Aim: Copy all the material that follows, keeping every character the same.

----

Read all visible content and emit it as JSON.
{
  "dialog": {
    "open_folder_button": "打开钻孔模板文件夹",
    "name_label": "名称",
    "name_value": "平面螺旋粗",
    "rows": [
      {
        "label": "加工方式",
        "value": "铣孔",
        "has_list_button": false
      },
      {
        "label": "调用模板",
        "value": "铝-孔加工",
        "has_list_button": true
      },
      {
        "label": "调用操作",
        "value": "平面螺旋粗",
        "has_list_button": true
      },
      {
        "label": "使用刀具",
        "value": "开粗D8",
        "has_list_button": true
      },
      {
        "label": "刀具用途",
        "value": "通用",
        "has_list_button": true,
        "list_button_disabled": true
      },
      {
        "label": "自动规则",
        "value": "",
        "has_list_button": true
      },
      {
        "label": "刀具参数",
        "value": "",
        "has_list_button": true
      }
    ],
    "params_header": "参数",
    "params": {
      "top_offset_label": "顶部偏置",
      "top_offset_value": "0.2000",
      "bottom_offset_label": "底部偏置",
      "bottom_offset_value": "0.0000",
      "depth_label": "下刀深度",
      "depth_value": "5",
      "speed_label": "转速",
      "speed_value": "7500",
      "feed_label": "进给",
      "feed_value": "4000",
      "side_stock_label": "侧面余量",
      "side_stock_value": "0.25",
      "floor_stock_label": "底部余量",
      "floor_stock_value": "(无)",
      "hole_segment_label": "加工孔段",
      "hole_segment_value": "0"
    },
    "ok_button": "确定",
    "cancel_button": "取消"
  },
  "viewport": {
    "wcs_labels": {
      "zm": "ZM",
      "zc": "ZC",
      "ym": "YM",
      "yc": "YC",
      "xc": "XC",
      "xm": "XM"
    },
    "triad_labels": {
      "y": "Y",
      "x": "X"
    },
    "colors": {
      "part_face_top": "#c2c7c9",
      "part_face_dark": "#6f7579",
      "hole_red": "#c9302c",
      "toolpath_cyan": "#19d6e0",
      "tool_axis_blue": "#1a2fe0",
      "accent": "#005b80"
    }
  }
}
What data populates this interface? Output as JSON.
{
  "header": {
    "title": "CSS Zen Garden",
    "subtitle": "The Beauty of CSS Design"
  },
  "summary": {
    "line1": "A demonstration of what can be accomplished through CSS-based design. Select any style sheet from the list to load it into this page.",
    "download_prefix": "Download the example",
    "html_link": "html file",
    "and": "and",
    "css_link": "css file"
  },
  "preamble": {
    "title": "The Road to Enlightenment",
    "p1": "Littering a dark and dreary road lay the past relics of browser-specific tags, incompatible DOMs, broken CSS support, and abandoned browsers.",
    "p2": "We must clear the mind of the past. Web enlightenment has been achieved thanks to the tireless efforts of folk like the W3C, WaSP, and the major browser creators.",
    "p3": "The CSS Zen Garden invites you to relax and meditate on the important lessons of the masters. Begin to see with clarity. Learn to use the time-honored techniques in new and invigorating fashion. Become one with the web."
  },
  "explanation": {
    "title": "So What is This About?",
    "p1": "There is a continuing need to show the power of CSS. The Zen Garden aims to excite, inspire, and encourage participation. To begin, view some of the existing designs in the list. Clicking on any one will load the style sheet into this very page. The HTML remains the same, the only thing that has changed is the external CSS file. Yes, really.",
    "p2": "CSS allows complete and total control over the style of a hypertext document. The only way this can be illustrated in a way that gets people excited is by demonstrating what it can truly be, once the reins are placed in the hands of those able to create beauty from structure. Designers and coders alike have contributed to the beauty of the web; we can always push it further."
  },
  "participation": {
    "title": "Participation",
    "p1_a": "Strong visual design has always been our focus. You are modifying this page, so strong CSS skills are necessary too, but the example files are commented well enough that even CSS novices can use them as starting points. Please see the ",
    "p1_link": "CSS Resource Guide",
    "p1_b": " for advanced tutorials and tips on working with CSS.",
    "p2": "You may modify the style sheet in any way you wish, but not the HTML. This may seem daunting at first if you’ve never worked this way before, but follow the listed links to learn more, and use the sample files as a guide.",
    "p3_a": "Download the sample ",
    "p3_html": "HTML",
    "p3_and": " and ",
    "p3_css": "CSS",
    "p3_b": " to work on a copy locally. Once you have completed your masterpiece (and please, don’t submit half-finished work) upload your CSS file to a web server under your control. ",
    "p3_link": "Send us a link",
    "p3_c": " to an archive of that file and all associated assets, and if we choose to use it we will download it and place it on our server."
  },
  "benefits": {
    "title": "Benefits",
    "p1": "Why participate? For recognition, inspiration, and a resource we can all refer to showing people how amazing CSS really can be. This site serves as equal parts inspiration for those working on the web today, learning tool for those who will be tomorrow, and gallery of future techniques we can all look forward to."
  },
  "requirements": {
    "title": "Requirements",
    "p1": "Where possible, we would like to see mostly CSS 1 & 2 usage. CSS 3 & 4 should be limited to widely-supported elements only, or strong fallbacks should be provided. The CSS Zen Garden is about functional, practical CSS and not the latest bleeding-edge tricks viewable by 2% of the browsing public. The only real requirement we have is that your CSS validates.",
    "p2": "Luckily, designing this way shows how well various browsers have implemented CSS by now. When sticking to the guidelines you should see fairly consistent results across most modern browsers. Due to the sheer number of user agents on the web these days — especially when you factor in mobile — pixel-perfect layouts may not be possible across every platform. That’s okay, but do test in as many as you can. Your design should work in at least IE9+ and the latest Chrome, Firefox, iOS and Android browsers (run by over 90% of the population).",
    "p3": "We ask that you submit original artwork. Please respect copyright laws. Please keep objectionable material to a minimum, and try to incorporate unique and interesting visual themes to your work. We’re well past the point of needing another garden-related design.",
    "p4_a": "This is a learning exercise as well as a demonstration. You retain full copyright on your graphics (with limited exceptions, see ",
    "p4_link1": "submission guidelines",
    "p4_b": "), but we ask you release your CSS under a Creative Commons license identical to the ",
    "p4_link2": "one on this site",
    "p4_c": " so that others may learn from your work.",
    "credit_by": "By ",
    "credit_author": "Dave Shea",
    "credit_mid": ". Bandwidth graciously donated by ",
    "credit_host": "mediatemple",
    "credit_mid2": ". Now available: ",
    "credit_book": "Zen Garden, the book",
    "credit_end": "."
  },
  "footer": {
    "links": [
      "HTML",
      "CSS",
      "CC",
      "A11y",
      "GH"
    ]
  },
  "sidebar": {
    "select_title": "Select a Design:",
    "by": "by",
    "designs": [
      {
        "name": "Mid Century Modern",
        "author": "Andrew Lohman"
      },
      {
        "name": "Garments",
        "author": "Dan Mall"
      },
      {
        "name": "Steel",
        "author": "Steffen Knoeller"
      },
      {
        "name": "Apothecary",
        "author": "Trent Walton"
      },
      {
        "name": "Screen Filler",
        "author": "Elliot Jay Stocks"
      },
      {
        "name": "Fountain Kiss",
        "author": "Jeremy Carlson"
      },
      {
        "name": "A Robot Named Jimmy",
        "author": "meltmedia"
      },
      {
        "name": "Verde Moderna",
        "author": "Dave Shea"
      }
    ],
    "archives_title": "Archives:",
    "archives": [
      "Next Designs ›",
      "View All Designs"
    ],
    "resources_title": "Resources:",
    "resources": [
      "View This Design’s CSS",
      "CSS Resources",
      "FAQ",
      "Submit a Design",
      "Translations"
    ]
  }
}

----

Answer for the task:
Read all visible content and emit it as JSON.
{
  "dialog": {
    "open_folder_button": "打开钻孔模板文件夹",
    "name_label": "名称",
    "name_value": "平面螺旋粗",
    "rows": [
      {
        "label": "加工方式",
        "value": "铣孔",
        "has_list_button": false
      },
      {
        "label": "调用模板",
        "value": "铝-孔加工",
        "has_list_button": true
      },
      {
        "label": "调用操作",
        "value": "平面螺旋粗",
        "has_list_button": true
      },
      {
        "label": "使用刀具",
        "value": "开粗D8",
        "has_list_button": true
      },
      {
        "label": "刀具用途",
        "value": "通用",
        "has_list_button": true,
        "list_button_disabled": true
      },
      {
        "label": "自动规则",
        "value": "",
        "has_list_button": true
      },
      {
        "label": "刀具参数",
        "value": "",
        "has_list_button": true
      }
    ],
    "params_header": "参数",
    "params": {
      "top_offset_label": "顶部偏置",
      "top_offset_value": "0.2000",
      "bottom_offset_label": "底部偏置",
      "bottom_offset_value": "0.0000",
      "depth_label": "下刀深度",
      "depth_value": "5",
      "speed_label": "转速",
      "speed_value": "7500",
      "feed_label": "进给",
      "feed_value": "4000",
      "side_stock_label": "侧面余量",
      "side_stock_value": "0.25",
      "floor_stock_label": "底部余量",
      "floor_stock_value": "(无)",
      "hole_segment_label": "加工孔段",
      "hole_segment_value": "0"
    },
    "ok_button": "确定",
    "cancel_button": "取消"
  },
  "viewport": {
    "wcs_labels": {
      "zm": "ZM",
      "zc": "ZC",
      "ym": "YM",
      "yc": "YC",
      "xc": "XC",
      "xm": "XM"
    },
    "triad_labels": {
      "y": "Y",
      "x": "X"
    },
    "colors": {
      "part_face_top": "#c2c7c9",
      "part_face_dark": "#6f7579",
      "hole_red": "#c9302c",
      "toolpath_cyan": "#19d6e0",
      "tool_axis_blue": "#1a2fe0",
      "accent": "#005b80"
    }
  }
}
What data populates this interface? Output as JSON.
{
  "header": {
    "title": "CSS Zen Garden",
    "subtitle": "The Beauty of CSS Design"
  },
  "summary": {
    "line1": "A demonstration of what can be accomplished through CSS-based design. Select any style sheet from the list to load it into this page.",
    "download_prefix": "Download the example",
    "html_link": "html file",
    "and": "and",
    "css_link": "css file"
  },
  "preamble": {
    "title": "The Road to Enlightenment",
    "p1": "Littering a dark and dreary road lay the past relics of browser-specific tags, incompatible DOMs, broken CSS support, and abandoned browsers.",
    "p2": "We must clear the mind of the past. Web enlightenment has been achieved thanks to the tireless efforts of folk like the W3C, WaSP, and the major browser creators.",
    "p3": "The CSS Zen Garden invites you to relax and meditate on the important lessons of the masters. Begin to see with clarity. Learn to use the time-honored techniques in new and invigorating fashion. Become one with the web."
  },
  "explanation": {
    "title": "So What is This About?",
    "p1": "There is a continuing need to show the power of CSS. The Zen Garden aims to excite, inspire, and encourage participation. To begin, view some of the existing designs in the list. Clicking on any one will load the style sheet into this very page. The HTML remains the same, the only thing that has changed is the external CSS file. Yes, really.",
    "p2": "CSS allows complete and total control over the style of a hypertext document. The only way this can be illustrated in a way that gets people excited is by demonstrating what it can truly be, once the reins are placed in the hands of those able to create beauty from structure. Designers and coders alike have contributed to the beauty of the web; we can always push it further."
  },
  "participation": {
    "title": "Participation",
    "p1_a": "Strong visual design has always been our focus. You are modifying this page, so strong CSS skills are necessary too, but the example files are commented well enough that even CSS novices can use them as starting points. Please see the ",
    "p1_link": "CSS Resource Guide",
    "p1_b": " for advanced tutorials and tips on working with CSS.",
    "p2": "You may modify the style sheet in any way you wish, but not the HTML. This may seem daunting at first if you’ve never worked this way before, but follow the listed links to learn more, and use the sample files as a guide.",
    "p3_a": "Download the sample ",
    "p3_html": "HTML",
    "p3_and": " and ",
    "p3_css": "CSS",
    "p3_b": " to work on a copy locally. Once you have completed your masterpiece (and please, don’t submit half-finished work) upload your CSS file to a web server under your control. ",
    "p3_link": "Send us a link",
    "p3_c": " to an archive of that file and all associated assets, and if we choose to use it we will download it and place it on our server."
  },
  "benefits": {
    "title": "Benefits",
    "p1": "Why participate? For recognition, inspiration, and a resource we can all refer to showing people how amazing CSS really can be. This site serves as equal parts inspiration for those working on the web today, learning tool for those who will be tomorrow, and gallery of future techniques we can all look forward to."
  },
  "requirements": {
    "title": "Requirements",
    "p1": "Where possible, we would like to see mostly CSS 1 & 2 usage. CSS 3 & 4 should be limited to widely-supported elements only, or strong fallbacks should be provided. The CSS Zen Garden is about functional, practical CSS and not the latest bleeding-edge tricks viewable by 2% of the browsing public. The only real requirement we have is that your CSS validates.",
    "p2": "Luckily, designing this way shows how well various browsers have implemented CSS by now. When sticking to the guidelines you should see fairly consistent results across most modern browsers. Due to the sheer number of user agents on the web these days — especially when you factor in mobile — pixel-perfect layouts may not be possible across every platform. That’s okay, but do test in as many as you can. Your design should work in at least IE9+ and the latest Chrome, Firefox, iOS and Android browsers (run by over 90% of the population).",
    "p3": "We ask that you submit original artwork. Please respect copyright laws. Please keep objectionable material to a minimum, and try to incorporate unique and interesting visual themes to your work. We’re well past the point of needing another garden-related design.",
    "p4_a": "This is a learning exercise as well as a demonstration. You retain full copyright on your graphics (with limited exceptions, see ",
    "p4_link1": "submission guidelines",
    "p4_b": "), but we ask you release your CSS under a Creative Commons license identical to the ",
    "p4_link2": "one on this site",
    "p4_c": " so that others may learn from your work.",
    "credit_by": "By ",
    "credit_author": "Dave Shea",
    "credit_mid": ". Bandwidth graciously donated by ",
    "credit_host": "mediatemple",
    "credit_mid2": ". Now available: ",
    "credit_book": "Zen Garden, the book",
    "credit_end": "."
  },
  "footer": {
    "links": [
      "HTML",
      "CSS",
      "CC",
      "A11y",
      "GH"
    ]
  },
  "sidebar": {
    "select_title": "Select a Design:",
    "by": "by",
    "designs": [
      {
        "name": "Mid Century Modern",
        "author": "Andrew Lohman"
      },
      {
        "name": "Garments",
        "author": "Dan Mall"
      },
      {
        "name": "Steel",
        "author": "Steffen Knoeller"
      },
      {
        "name": "Apothecary",
        "author": "Trent Walton"
      },
      {
        "name": "Screen Filler",
        "author": "Elliot Jay Stocks"
      },
      {
        "name": "Fountain Kiss",
        "author": "Jeremy Carlson"
      },
      {
        "name": "A Robot Named Jimmy",
        "author": "meltmedia"
      },
      {
        "name": "Verde Moderna",
        "author": "Dave Shea"
      }
    ],
    "archives_title": "Archives:",
    "archives": [
      "Next Designs ›",
      "View All Designs"
    ],
    "resources_title": "Resources:",
    "resources": [
      "View This Design’s CSS",
      "CSS Resources",
      "FAQ",
      "Submit a Design",
      "Translations"
    ]
  }
}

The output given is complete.